Items from a dataset
_ _ _

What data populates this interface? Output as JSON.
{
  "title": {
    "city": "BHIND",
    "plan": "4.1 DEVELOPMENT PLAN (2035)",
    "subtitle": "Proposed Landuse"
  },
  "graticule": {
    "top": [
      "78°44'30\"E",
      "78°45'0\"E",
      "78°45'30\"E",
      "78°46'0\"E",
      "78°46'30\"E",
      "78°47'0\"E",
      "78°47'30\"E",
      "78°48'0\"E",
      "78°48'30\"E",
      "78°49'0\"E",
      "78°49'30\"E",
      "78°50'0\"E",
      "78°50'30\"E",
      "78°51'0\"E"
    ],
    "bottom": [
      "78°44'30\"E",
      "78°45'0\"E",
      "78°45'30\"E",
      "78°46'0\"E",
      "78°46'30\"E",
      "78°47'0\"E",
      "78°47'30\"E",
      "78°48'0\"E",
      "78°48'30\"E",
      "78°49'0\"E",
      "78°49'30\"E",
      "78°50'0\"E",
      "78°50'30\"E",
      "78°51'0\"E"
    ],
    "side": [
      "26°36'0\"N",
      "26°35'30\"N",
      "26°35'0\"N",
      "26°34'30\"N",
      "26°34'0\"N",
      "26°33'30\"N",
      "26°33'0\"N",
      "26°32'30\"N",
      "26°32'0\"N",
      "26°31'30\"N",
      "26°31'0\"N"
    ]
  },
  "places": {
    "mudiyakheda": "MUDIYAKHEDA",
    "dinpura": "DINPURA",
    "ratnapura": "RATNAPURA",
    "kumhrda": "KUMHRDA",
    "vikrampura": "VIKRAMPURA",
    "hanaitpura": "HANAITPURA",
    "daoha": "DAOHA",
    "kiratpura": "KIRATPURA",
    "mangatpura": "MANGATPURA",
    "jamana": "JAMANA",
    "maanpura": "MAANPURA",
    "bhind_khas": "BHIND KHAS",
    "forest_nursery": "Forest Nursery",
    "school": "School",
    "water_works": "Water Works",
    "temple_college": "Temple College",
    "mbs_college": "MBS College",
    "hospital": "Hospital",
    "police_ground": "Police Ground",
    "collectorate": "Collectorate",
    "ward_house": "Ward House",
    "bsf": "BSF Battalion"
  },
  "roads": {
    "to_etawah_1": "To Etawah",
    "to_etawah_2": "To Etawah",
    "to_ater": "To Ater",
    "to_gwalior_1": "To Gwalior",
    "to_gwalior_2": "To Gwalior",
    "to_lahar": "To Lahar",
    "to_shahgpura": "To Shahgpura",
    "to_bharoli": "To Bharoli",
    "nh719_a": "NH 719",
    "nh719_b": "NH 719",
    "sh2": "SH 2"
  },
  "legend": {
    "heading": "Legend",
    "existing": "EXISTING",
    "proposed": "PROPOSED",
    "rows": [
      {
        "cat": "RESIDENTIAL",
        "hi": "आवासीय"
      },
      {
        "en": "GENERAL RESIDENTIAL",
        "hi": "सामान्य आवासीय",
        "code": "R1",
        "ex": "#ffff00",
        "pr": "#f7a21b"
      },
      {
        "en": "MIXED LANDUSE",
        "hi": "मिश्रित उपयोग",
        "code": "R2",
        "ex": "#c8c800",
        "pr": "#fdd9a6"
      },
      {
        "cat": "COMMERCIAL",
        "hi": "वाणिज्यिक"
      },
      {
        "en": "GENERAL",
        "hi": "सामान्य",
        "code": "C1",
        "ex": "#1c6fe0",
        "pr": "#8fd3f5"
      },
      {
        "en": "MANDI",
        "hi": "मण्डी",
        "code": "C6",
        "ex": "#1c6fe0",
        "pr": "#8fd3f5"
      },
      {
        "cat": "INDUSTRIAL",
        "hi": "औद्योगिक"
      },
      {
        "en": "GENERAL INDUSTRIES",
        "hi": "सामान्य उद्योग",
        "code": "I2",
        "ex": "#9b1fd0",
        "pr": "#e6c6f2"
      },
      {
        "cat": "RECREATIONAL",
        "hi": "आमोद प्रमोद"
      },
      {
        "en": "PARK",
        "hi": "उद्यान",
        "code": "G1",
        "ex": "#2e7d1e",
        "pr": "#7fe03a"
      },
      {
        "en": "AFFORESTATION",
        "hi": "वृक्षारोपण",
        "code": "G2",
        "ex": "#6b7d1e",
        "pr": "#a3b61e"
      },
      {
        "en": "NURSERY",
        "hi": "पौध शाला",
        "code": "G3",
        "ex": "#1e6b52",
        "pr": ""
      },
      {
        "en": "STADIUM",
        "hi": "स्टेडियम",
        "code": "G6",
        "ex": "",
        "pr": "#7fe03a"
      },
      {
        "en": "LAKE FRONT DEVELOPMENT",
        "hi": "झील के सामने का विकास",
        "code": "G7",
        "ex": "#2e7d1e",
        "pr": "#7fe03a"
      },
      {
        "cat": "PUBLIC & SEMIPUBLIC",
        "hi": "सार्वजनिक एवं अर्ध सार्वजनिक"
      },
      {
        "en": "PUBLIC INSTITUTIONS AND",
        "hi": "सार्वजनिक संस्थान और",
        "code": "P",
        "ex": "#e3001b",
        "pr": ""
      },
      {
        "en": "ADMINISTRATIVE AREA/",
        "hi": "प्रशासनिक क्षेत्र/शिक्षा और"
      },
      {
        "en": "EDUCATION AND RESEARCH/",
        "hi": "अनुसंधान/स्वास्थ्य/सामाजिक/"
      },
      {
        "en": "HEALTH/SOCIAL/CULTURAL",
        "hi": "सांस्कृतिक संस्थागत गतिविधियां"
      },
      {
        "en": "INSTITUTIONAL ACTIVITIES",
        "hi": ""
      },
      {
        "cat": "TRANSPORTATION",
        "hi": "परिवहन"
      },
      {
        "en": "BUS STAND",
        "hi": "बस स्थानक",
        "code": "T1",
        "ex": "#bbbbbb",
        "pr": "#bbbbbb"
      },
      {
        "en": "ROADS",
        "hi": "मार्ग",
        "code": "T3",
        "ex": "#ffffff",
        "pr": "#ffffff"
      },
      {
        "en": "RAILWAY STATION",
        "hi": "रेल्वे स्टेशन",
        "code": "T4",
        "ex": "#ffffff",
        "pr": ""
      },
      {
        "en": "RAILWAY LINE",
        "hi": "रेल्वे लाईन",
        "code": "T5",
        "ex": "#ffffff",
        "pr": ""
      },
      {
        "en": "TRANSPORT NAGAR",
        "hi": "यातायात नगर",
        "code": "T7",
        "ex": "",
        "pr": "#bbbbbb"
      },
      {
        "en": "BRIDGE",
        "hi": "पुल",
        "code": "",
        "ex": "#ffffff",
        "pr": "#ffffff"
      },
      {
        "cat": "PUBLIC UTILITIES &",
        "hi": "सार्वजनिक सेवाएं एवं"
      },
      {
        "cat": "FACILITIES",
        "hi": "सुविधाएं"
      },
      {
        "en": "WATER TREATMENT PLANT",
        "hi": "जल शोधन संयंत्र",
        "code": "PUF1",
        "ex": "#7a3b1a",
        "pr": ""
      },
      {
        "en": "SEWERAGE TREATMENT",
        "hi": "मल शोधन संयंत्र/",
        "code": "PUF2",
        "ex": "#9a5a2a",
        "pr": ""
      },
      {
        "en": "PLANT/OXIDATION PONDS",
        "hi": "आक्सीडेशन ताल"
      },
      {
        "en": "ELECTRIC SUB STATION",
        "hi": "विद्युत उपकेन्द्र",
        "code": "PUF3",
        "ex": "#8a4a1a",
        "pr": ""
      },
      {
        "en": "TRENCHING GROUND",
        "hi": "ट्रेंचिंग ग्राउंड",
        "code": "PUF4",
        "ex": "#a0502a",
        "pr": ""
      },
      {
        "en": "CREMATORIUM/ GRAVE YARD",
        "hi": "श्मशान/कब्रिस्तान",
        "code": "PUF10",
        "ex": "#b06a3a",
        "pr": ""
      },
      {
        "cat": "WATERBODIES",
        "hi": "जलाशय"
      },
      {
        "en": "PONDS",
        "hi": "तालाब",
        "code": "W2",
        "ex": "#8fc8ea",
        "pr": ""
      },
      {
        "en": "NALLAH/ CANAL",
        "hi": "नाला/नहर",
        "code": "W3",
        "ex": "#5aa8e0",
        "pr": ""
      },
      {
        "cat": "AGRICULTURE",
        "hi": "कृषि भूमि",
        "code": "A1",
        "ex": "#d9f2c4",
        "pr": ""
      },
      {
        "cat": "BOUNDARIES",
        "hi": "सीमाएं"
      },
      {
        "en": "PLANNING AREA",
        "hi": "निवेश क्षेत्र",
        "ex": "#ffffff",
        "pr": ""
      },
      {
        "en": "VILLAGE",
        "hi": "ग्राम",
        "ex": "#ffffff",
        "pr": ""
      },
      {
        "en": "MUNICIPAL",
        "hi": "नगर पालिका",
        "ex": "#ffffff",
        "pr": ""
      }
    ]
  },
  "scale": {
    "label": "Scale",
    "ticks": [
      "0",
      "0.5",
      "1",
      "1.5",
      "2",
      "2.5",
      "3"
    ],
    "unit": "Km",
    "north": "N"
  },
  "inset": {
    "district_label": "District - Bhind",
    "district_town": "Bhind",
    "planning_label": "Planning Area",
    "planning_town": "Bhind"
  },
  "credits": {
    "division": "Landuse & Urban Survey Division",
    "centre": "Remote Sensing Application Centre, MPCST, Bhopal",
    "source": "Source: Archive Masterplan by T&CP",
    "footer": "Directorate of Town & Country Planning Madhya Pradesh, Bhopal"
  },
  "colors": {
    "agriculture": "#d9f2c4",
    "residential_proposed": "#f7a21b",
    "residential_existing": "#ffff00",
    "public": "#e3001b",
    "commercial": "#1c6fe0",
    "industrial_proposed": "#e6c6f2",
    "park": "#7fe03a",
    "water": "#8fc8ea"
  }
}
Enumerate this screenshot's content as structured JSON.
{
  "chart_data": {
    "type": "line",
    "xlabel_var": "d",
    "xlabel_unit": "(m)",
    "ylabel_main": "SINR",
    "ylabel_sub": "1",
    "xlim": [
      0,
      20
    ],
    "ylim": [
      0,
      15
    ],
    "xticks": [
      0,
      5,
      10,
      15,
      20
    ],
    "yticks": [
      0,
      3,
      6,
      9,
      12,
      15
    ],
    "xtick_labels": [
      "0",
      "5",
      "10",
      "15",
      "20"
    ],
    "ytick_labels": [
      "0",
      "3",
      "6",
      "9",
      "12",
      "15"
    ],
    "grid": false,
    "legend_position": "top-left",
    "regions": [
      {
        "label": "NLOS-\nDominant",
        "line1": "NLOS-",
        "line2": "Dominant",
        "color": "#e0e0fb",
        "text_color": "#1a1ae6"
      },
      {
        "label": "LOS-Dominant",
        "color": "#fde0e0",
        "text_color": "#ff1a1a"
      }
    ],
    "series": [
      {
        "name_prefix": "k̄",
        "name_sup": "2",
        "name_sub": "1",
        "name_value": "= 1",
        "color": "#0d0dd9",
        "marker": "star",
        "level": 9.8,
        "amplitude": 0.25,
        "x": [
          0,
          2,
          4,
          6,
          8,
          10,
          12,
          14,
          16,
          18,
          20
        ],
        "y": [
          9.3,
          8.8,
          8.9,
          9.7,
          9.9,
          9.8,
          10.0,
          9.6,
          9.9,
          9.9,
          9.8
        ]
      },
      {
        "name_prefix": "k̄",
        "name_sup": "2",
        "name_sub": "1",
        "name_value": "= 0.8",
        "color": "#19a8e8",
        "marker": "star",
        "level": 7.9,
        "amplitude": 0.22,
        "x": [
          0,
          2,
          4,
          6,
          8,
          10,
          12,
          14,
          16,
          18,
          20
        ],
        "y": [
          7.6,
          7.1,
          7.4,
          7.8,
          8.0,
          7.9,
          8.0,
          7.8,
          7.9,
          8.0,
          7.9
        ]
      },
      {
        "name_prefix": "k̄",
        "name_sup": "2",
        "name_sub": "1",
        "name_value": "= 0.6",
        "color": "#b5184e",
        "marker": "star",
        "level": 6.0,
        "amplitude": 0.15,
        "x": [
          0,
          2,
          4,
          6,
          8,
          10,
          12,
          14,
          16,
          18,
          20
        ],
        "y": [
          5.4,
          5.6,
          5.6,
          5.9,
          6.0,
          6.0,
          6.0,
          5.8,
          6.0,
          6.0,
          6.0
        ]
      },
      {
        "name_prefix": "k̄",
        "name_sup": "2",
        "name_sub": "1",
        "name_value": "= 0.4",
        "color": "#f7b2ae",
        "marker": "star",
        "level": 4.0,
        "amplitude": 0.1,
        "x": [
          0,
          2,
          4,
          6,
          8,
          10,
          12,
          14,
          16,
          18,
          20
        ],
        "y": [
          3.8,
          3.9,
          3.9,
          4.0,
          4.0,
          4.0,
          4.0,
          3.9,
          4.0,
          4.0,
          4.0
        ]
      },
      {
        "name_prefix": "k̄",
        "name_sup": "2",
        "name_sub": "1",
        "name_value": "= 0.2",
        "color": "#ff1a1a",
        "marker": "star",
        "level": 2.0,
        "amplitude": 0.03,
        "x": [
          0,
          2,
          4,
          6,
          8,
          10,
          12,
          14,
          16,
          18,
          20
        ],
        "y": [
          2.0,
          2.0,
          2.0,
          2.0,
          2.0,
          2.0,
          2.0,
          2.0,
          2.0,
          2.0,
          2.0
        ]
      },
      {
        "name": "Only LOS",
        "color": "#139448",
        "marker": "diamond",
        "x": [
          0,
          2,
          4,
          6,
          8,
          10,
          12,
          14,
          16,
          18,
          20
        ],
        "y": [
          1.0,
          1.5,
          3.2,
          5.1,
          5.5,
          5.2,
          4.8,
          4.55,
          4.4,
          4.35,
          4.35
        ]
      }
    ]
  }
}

_ _ _

# WHAT NEEDS TO BE DONE
Using the entries above, return each line that includes the word "PLANT".

# ANSWER FOR THIS EXERCISE
        "en": "WATER TREATMENT PLANT",
        "en": "PLANT/OXIDATION PONDS",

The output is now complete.